Below is a listing to write out in full, exactly as given, without its pictures.

[Start Records for the task]

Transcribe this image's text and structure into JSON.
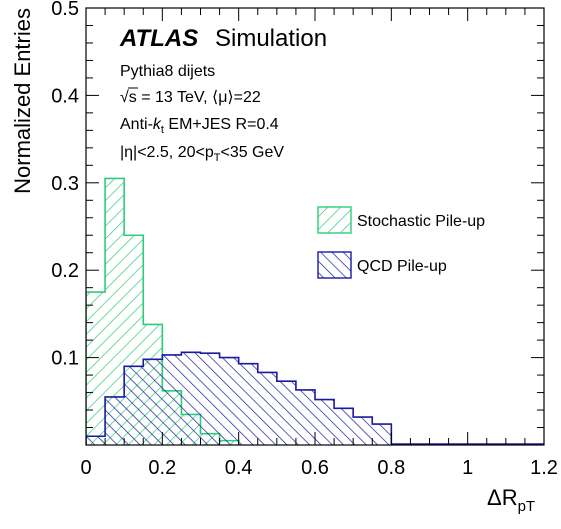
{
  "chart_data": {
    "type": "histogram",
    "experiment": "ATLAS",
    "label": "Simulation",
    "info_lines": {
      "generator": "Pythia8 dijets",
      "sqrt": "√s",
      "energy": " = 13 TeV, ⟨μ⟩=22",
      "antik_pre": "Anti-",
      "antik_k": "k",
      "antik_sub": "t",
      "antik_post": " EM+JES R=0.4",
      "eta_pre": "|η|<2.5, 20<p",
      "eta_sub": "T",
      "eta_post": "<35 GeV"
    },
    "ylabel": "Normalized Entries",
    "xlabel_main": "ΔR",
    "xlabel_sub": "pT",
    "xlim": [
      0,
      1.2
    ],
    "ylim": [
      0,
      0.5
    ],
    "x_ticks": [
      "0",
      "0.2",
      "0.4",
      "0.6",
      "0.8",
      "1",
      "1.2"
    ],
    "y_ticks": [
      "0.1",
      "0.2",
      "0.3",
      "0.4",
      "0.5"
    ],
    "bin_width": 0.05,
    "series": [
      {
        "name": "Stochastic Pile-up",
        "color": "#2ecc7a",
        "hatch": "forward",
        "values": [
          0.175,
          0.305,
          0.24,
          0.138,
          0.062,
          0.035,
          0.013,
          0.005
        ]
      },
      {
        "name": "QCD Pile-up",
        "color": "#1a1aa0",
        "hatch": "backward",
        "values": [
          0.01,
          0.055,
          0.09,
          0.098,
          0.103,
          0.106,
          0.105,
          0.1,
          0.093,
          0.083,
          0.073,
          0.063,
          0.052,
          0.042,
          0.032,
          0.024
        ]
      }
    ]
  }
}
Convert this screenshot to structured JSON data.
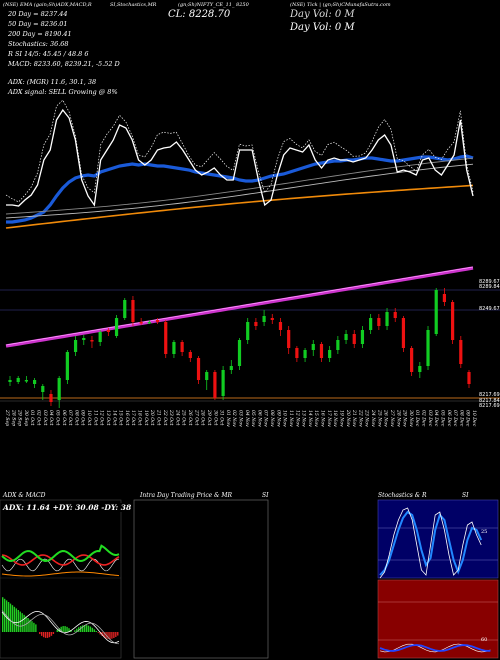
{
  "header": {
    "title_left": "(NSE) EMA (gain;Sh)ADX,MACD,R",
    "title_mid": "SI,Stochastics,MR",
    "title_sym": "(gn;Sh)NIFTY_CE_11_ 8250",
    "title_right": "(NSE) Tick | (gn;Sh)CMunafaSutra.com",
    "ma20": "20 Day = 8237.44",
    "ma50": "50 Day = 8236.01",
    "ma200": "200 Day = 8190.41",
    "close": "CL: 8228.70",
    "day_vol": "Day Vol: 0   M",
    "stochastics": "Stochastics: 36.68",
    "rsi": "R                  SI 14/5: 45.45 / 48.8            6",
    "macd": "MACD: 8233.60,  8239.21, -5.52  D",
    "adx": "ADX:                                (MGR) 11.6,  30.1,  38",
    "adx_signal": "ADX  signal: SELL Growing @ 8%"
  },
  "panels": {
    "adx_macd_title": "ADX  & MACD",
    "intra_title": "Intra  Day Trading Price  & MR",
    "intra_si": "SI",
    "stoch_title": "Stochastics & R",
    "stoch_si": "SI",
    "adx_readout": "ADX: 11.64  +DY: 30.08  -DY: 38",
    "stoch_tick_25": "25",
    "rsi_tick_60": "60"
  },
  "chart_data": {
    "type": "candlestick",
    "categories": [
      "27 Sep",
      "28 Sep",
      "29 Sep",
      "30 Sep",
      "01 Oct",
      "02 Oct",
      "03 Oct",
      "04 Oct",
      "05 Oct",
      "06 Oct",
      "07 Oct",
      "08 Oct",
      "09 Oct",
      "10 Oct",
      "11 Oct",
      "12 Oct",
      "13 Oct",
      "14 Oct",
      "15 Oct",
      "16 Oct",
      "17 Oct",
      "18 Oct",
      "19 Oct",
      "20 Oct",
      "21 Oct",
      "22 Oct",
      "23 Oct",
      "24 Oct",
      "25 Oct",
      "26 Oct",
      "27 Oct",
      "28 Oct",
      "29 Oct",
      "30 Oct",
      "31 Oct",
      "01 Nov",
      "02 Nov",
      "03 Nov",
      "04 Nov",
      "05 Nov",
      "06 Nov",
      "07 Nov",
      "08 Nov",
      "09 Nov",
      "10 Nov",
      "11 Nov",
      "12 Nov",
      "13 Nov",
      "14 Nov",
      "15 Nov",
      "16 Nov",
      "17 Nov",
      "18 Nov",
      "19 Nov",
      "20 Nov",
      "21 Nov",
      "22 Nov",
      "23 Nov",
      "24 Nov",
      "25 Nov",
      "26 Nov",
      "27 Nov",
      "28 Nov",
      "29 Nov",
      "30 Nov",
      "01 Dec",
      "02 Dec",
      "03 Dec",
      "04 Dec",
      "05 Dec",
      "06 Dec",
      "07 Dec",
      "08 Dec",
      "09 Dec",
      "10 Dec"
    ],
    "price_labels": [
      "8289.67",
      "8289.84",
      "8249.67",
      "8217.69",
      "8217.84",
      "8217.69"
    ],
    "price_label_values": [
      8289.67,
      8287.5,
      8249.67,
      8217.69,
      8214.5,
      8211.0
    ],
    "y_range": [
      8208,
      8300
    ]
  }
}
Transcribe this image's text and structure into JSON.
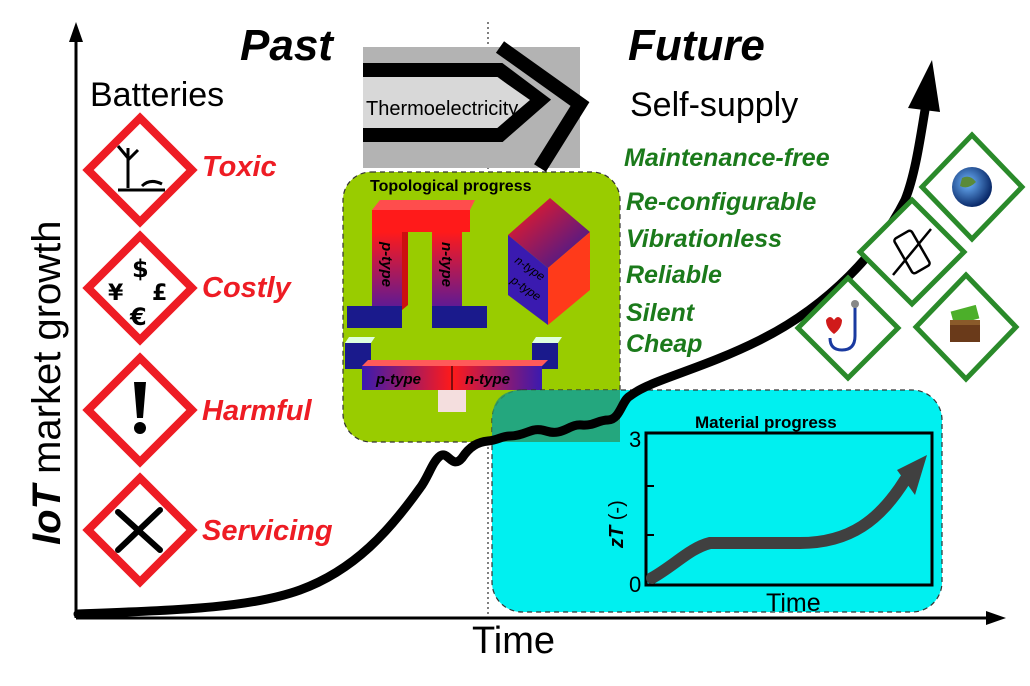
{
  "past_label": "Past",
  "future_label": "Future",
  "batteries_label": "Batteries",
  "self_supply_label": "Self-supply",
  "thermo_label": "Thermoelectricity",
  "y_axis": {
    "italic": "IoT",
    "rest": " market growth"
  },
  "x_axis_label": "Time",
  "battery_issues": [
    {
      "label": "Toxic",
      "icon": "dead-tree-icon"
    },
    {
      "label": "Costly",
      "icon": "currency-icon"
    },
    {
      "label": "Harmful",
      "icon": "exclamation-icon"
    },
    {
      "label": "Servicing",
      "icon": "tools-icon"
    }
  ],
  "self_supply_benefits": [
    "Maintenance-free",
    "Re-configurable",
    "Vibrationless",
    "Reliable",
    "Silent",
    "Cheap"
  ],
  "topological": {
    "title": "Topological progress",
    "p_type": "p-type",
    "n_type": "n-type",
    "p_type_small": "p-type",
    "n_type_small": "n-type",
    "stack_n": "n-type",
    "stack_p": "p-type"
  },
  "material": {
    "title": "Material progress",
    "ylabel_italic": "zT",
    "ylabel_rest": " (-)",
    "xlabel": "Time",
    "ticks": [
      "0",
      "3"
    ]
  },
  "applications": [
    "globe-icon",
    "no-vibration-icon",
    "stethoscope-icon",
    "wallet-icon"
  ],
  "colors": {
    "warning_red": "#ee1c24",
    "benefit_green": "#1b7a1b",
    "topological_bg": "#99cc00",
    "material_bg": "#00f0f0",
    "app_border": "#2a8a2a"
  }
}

[End Records for the task]

▶ **Exercise response**:
Transcribe this image's text and structure into JSON.
{
  "chart_data": {
    "type": "histogram",
    "experiment": "ATLAS",
    "label": "Simulation",
    "info_lines": {
      "generator": "Pythia8 dijets",
      "sqrt": "√s",
      "energy": " = 13 TeV, ⟨μ⟩=22",
      "antik_pre": "Anti-",
      "antik_k": "k",
      "antik_sub": "t",
      "antik_post": " EM+JES R=0.4",
      "eta_pre": "|η|<2.5, 20<p",
      "eta_sub": "T",
      "eta_post": "<35 GeV"
    },
    "ylabel": "Normalized Entries",
    "xlabel_main": "ΔR",
    "xlabel_sub": "pT",
    "xlim": [
      0,
      1.2
    ],
    "ylim": [
      0,
      0.5
    ],
    "x_ticks": [
      "0",
      "0.2",
      "0.4",
      "0.6",
      "0.8",
      "1",
      "1.2"
    ],
    "y_ticks": [
      "0.1",
      "0.2",
      "0.3",
      "0.4",
      "0.5"
    ],
    "bin_width": 0.05,
    "series": [
      {
        "name": "Stochastic Pile-up",
        "color": "#2ecc7a",
        "hatch": "forward",
        "values": [
          0.175,
          0.305,
          0.24,
          0.138,
          0.062,
          0.035,
          0.013,
          0.005
        ]
      },
      {
        "name": "QCD Pile-up",
        "color": "#1a1aa0",
        "hatch": "backward",
        "values": [
          0.01,
          0.055,
          0.09,
          0.098,
          0.103,
          0.106,
          0.105,
          0.1,
          0.093,
          0.083,
          0.073,
          0.063,
          0.052,
          0.042,
          0.032,
          0.024
        ]
      }
    ]
  }
}
Convert this screenshot to structured JSON data.
{
  "header": {
    "title_left": "(NSE) EMA (gain;Sh)ADX,MACD,R",
    "title_mid": "SI,Stochastics,MR",
    "title_sym": "(gn;Sh)NIFTY_CE_11_ 8250",
    "title_right": "(NSE) Tick | (gn;Sh)CMunafaSutra.com",
    "ma20": "20 Day = 8237.44",
    "ma50": "50 Day = 8236.01",
    "ma200": "200 Day = 8190.41",
    "close": "CL: 8228.70",
    "day_vol": "Day Vol: 0   M",
    "stochastics": "Stochastics: 36.68",
    "rsi": "R                  SI 14/5: 45.45 / 48.8            6",
    "macd": "MACD: 8233.60,  8239.21, -5.52  D",
    "adx": "ADX:                                (MGR) 11.6,  30.1,  38",
    "adx_signal": "ADX  signal: SELL Growing @ 8%"
  },
  "panels": {
    "adx_macd_title": "ADX  & MACD",
    "intra_title": "Intra  Day Trading Price  & MR",
    "intra_si": "SI",
    "stoch_title": "Stochastics & R",
    "stoch_si": "SI",
    "adx_readout": "ADX: 11.64  +DY: 30.08  -DY: 38",
    "stoch_tick_25": "25",
    "rsi_tick_60": "60"
  },
  "chart_data": {
    "type": "candlestick",
    "categories": [
      "27 Sep",
      "28 Sep",
      "29 Sep",
      "30 Sep",
      "01 Oct",
      "02 Oct",
      "03 Oct",
      "04 Oct",
      "05 Oct",
      "06 Oct",
      "07 Oct",
      "08 Oct",
      "09 Oct",
      "10 Oct",
      "11 Oct",
      "12 Oct",
      "13 Oct",
      "14 Oct",
      "15 Oct",
      "16 Oct",
      "17 Oct",
      "18 Oct",
      "19 Oct",
      "20 Oct",
      "21 Oct",
      "22 Oct",
      "23 Oct",
      "24 Oct",
      "25 Oct",
      "26 Oct",
      "27 Oct",
      "28 Oct",
      "29 Oct",
      "30 Oct",
      "31 Oct",
      "01 Nov",
      "02 Nov",
      "03 Nov",
      "04 Nov",
      "05 Nov",
      "06 Nov",
      "07 Nov",
      "08 Nov",
      "09 Nov",
      "10 Nov",
      "11 Nov",
      "12 Nov",
      "13 Nov",
      "14 Nov",
      "15 Nov",
      "16 Nov",
      "17 Nov",
      "18 Nov",
      "19 Nov",
      "20 Nov",
      "21 Nov",
      "22 Nov",
      "23 Nov",
      "24 Nov",
      "25 Nov",
      "26 Nov",
      "27 Nov",
      "28 Nov",
      "29 Nov",
      "30 Nov",
      "01 Dec",
      "02 Dec",
      "03 Dec",
      "04 Dec",
      "05 Dec",
      "06 Dec",
      "07 Dec",
      "08 Dec",
      "09 Dec",
      "10 Dec"
    ],
    "price_labels": [
      "8289.67",
      "8289.84",
      "8249.67",
      "8217.69",
      "8217.84",
      "8217.69"
    ],
    "price_label_values": [
      8289.67,
      8287.5,
      8249.67,
      8217.69,
      8214.5,
      8211.0
    ],
    "y_range": [
      8208,
      8300
    ]
  }
}
Transcribe this image's text and structure into JSON.
{
  "past_label": "Past",
  "future_label": "Future",
  "batteries_label": "Batteries",
  "self_supply_label": "Self-supply",
  "thermo_label": "Thermoelectricity",
  "y_axis": {
    "italic": "IoT",
    "rest": " market growth"
  },
  "x_axis_label": "Time",
  "battery_issues": [
    {
      "label": "Toxic",
      "icon": "dead-tree-icon"
    },
    {
      "label": "Costly",
      "icon": "currency-icon"
    },
    {
      "label": "Harmful",
      "icon": "exclamation-icon"
    },
    {
      "label": "Servicing",
      "icon": "tools-icon"
    }
  ],
  "self_supply_benefits": [
    "Maintenance-free",
    "Re-configurable",
    "Vibrationless",
    "Reliable",
    "Silent",
    "Cheap"
  ],
  "topological": {
    "title": "Topological progress",
    "p_type": "p-type",
    "n_type": "n-type",
    "p_type_small": "p-type",
    "n_type_small": "n-type",
    "stack_n": "n-type",
    "stack_p": "p-type"
  },
  "material": {
    "title": "Material progress",
    "ylabel_italic": "zT",
    "ylabel_rest": " (-)",
    "xlabel": "Time",
    "ticks": [
      "0",
      "3"
    ]
  },
  "applications": [
    "globe-icon",
    "no-vibration-icon",
    "stethoscope-icon",
    "wallet-icon"
  ],
  "colors": {
    "warning_red": "#ee1c24",
    "benefit_green": "#1b7a1b",
    "topological_bg": "#99cc00",
    "material_bg": "#00f0f0",
    "app_border": "#2a8a2a"
  }
}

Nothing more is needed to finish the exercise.